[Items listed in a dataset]
______

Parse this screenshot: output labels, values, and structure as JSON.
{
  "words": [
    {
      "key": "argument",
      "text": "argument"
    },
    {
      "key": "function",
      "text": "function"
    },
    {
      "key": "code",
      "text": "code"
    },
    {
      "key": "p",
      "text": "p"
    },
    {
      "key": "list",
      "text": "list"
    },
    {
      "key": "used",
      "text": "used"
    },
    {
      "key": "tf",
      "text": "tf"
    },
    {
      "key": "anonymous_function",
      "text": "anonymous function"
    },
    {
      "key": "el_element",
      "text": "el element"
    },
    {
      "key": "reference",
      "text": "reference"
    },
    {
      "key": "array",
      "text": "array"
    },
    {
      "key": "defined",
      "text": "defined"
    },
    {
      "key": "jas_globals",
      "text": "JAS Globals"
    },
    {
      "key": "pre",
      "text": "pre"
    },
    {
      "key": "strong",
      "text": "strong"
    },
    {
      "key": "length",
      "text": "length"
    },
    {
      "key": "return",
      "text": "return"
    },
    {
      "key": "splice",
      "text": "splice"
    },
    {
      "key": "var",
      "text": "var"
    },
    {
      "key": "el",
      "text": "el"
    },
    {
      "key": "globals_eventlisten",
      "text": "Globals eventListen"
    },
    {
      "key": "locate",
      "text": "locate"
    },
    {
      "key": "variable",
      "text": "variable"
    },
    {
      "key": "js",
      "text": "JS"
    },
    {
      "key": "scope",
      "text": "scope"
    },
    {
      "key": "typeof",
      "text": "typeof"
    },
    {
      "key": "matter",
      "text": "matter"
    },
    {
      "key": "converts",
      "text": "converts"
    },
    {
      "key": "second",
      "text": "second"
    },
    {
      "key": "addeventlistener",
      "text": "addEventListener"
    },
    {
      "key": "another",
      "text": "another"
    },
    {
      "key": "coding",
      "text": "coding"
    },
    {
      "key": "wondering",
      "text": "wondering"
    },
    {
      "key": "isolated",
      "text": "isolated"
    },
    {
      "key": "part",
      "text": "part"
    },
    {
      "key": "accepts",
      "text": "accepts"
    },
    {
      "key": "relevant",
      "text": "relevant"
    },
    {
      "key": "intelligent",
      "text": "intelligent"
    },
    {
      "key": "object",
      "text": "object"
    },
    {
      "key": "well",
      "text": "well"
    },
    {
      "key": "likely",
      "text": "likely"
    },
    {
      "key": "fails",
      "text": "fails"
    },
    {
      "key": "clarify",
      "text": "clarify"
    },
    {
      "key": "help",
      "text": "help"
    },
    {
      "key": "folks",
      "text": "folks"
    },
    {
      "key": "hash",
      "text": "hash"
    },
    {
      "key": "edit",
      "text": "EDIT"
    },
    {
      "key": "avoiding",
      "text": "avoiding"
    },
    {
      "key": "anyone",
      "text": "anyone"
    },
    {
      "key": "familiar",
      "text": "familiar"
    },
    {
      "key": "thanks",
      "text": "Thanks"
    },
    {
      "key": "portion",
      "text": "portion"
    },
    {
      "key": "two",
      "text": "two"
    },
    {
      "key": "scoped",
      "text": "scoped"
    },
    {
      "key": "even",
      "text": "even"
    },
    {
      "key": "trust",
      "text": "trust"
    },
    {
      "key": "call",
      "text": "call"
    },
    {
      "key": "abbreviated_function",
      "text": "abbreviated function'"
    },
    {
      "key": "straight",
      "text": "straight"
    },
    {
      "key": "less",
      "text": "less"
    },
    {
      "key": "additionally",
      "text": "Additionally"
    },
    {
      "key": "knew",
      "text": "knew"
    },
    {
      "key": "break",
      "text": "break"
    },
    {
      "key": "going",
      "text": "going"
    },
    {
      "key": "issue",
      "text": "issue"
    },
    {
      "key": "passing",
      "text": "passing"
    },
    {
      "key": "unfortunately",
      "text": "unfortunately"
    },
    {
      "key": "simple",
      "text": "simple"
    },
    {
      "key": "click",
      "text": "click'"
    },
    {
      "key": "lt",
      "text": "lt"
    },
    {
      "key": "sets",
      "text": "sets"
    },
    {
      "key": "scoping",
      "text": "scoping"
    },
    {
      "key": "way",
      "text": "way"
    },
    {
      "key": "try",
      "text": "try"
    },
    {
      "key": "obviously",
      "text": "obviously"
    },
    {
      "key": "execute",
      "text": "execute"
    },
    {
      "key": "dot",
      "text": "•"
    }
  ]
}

______

Goal:
Your task is to repeat the data exactly, with nothing left out.

Written solution:
Parse this screenshot: output labels, values, and structure as JSON.
{
  "words": [
    {
      "key": "argument",
      "text": "argument"
    },
    {
      "key": "function",
      "text": "function"
    },
    {
      "key": "code",
      "text": "code"
    },
    {
      "key": "p",
      "text": "p"
    },
    {
      "key": "list",
      "text": "list"
    },
    {
      "key": "used",
      "text": "used"
    },
    {
      "key": "tf",
      "text": "tf"
    },
    {
      "key": "anonymous_function",
      "text": "anonymous function"
    },
    {
      "key": "el_element",
      "text": "el element"
    },
    {
      "key": "reference",
      "text": "reference"
    },
    {
      "key": "array",
      "text": "array"
    },
    {
      "key": "defined",
      "text": "defined"
    },
    {
      "key": "jas_globals",
      "text": "JAS Globals"
    },
    {
      "key": "pre",
      "text": "pre"
    },
    {
      "key": "strong",
      "text": "strong"
    },
    {
      "key": "length",
      "text": "length"
    },
    {
      "key": "return",
      "text": "return"
    },
    {
      "key": "splice",
      "text": "splice"
    },
    {
      "key": "var",
      "text": "var"
    },
    {
      "key": "el",
      "text": "el"
    },
    {
      "key": "globals_eventlisten",
      "text": "Globals eventListen"
    },
    {
      "key": "locate",
      "text": "locate"
    },
    {
      "key": "variable",
      "text": "variable"
    },
    {
      "key": "js",
      "text": "JS"
    },
    {
      "key": "scope",
      "text": "scope"
    },
    {
      "key": "typeof",
      "text": "typeof"
    },
    {
      "key": "matter",
      "text": "matter"
    },
    {
      "key": "converts",
      "text": "converts"
    },
    {
      "key": "second",
      "text": "second"
    },
    {
      "key": "addeventlistener",
      "text": "addEventListener"
    },
    {
      "key": "another",
      "text": "another"
    },
    {
      "key": "coding",
      "text": "coding"
    },
    {
      "key": "wondering",
      "text": "wondering"
    },
    {
      "key": "isolated",
      "text": "isolated"
    },
    {
      "key": "part",
      "text": "part"
    },
    {
      "key": "accepts",
      "text": "accepts"
    },
    {
      "key": "relevant",
      "text": "relevant"
    },
    {
      "key": "intelligent",
      "text": "intelligent"
    },
    {
      "key": "object",
      "text": "object"
    },
    {
      "key": "well",
      "text": "well"
    },
    {
      "key": "likely",
      "text": "likely"
    },
    {
      "key": "fails",
      "text": "fails"
    },
    {
      "key": "clarify",
      "text": "clarify"
    },
    {
      "key": "help",
      "text": "help"
    },
    {
      "key": "folks",
      "text": "folks"
    },
    {
      "key": "hash",
      "text": "hash"
    },
    {
      "key": "edit",
      "text": "EDIT"
    },
    {
      "key": "avoiding",
      "text": "avoiding"
    },
    {
      "key": "anyone",
      "text": "anyone"
    },
    {
      "key": "familiar",
      "text": "familiar"
    },
    {
      "key": "thanks",
      "text": "Thanks"
    },
    {
      "key": "portion",
      "text": "portion"
    },
    {
      "key": "two",
      "text": "two"
    },
    {
      "key": "scoped",
      "text": "scoped"
    },
    {
      "key": "even",
      "text": "even"
    },
    {
      "key": "trust",
      "text": "trust"
    },
    {
      "key": "call",
      "text": "call"
    },
    {
      "key": "abbreviated_function",
      "text": "abbreviated function'"
    },
    {
      "key": "straight",
      "text": "straight"
    },
    {
      "key": "less",
      "text": "less"
    },
    {
      "key": "additionally",
      "text": "Additionally"
    },
    {
      "key": "knew",
      "text": "knew"
    },
    {
      "key": "break",
      "text": "break"
    },
    {
      "key": "going",
      "text": "going"
    },
    {
      "key": "issue",
      "text": "issue"
    },
    {
      "key": "passing",
      "text": "passing"
    },
    {
      "key": "unfortunately",
      "text": "unfortunately"
    },
    {
      "key": "simple",
      "text": "simple"
    },
    {
      "key": "click",
      "text": "click'"
    },
    {
      "key": "lt",
      "text": "lt"
    },
    {
      "key": "sets",
      "text": "sets"
    },
    {
      "key": "scoping",
      "text": "scoping"
    },
    {
      "key": "way",
      "text": "way"
    },
    {
      "key": "try",
      "text": "try"
    },
    {
      "key": "obviously",
      "text": "obviously"
    },
    {
      "key": "execute",
      "text": "execute"
    },
    {
      "key": "dot",
      "text": "•"
    }
  ]
}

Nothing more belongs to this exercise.